Goal:
Lines that hold the word "JSON" should be located and copied.

──────── Available data ────────

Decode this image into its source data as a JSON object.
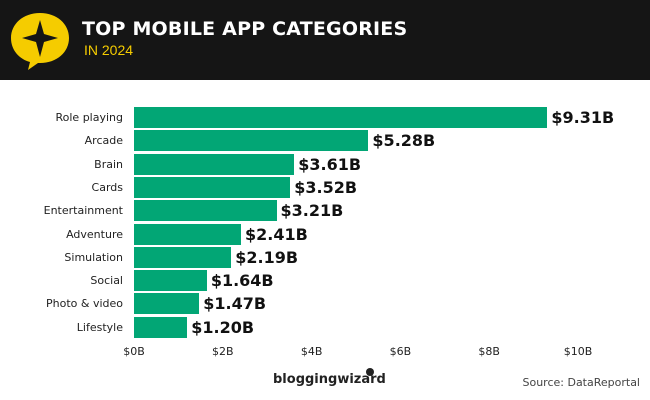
{
  "header": {
    "title": "TOP MOBILE APP CATEGORIES",
    "subtitle": "IN 2024",
    "logo_icon": "star-speech-bubble-icon",
    "accent_color": "#f5cc00",
    "background_color": "#151515"
  },
  "footer": {
    "brand": "bloggingwizard",
    "source": "Source: DataReportal"
  },
  "chart_data": {
    "type": "bar",
    "orientation": "horizontal",
    "title": "TOP MOBILE APP CATEGORIES",
    "subtitle": "IN 2024",
    "xlabel": "",
    "ylabel": "",
    "categories": [
      "Role playing",
      "Arcade",
      "Brain",
      "Cards",
      "Entertainment",
      "Adventure",
      "Simulation",
      "Social",
      "Photo & video",
      "Lifestyle"
    ],
    "values": [
      9.31,
      5.28,
      3.61,
      3.52,
      3.21,
      2.41,
      2.19,
      1.64,
      1.47,
      1.2
    ],
    "value_labels": [
      "$9.31B",
      "$5.28B",
      "$3.61B",
      "$3.52B",
      "$3.21B",
      "$2.41B",
      "$2.19B",
      "$1.64B",
      "$1.47B",
      "$1.20B"
    ],
    "unit": "USD billions",
    "xlim": [
      0,
      10
    ],
    "x_ticks": [
      "$0B",
      "$2B",
      "$4B",
      "$6B",
      "$8B",
      "$10B"
    ],
    "grid": false,
    "legend": null,
    "bar_color": "#02a675",
    "source": "Source: DataReportal"
  }
}
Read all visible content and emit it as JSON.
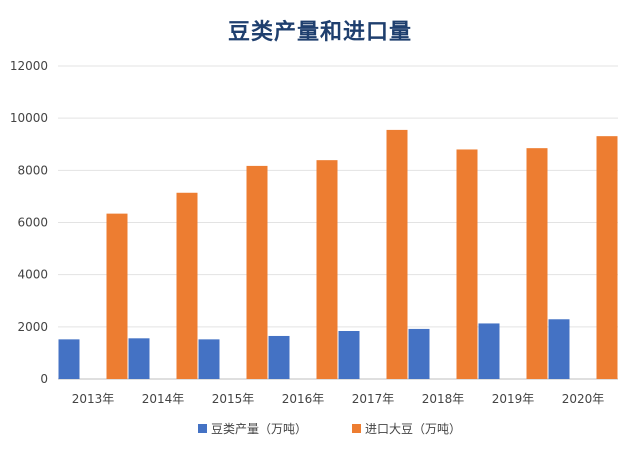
{
  "chart_data": {
    "type": "bar",
    "title": "豆类产量和进口量",
    "categories": [
      "2013年",
      "2014年",
      "2015年",
      "2016年",
      "2017年",
      "2018年",
      "2019年",
      "2020年"
    ],
    "series": [
      {
        "name": "豆类产量（万吨）",
        "values": [
          1520,
          1560,
          1520,
          1650,
          1840,
          1920,
          2130,
          2290
        ]
      },
      {
        "name": "进口大豆（万吨）",
        "values": [
          6340,
          7140,
          8170,
          8390,
          9550,
          8800,
          8850,
          9310
        ]
      }
    ],
    "ylim": [
      0,
      12000
    ],
    "yticks": [
      0,
      2000,
      4000,
      6000,
      8000,
      10000,
      12000
    ],
    "grid": true,
    "legend_position": "bottom",
    "colors": {
      "series": [
        "#4472c4",
        "#ed7d31"
      ]
    },
    "xlabel": "",
    "ylabel": ""
  }
}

────────

Expected answer:
Decode this image into its source data as a JSON object.
Read all visible content and emit it as JSON.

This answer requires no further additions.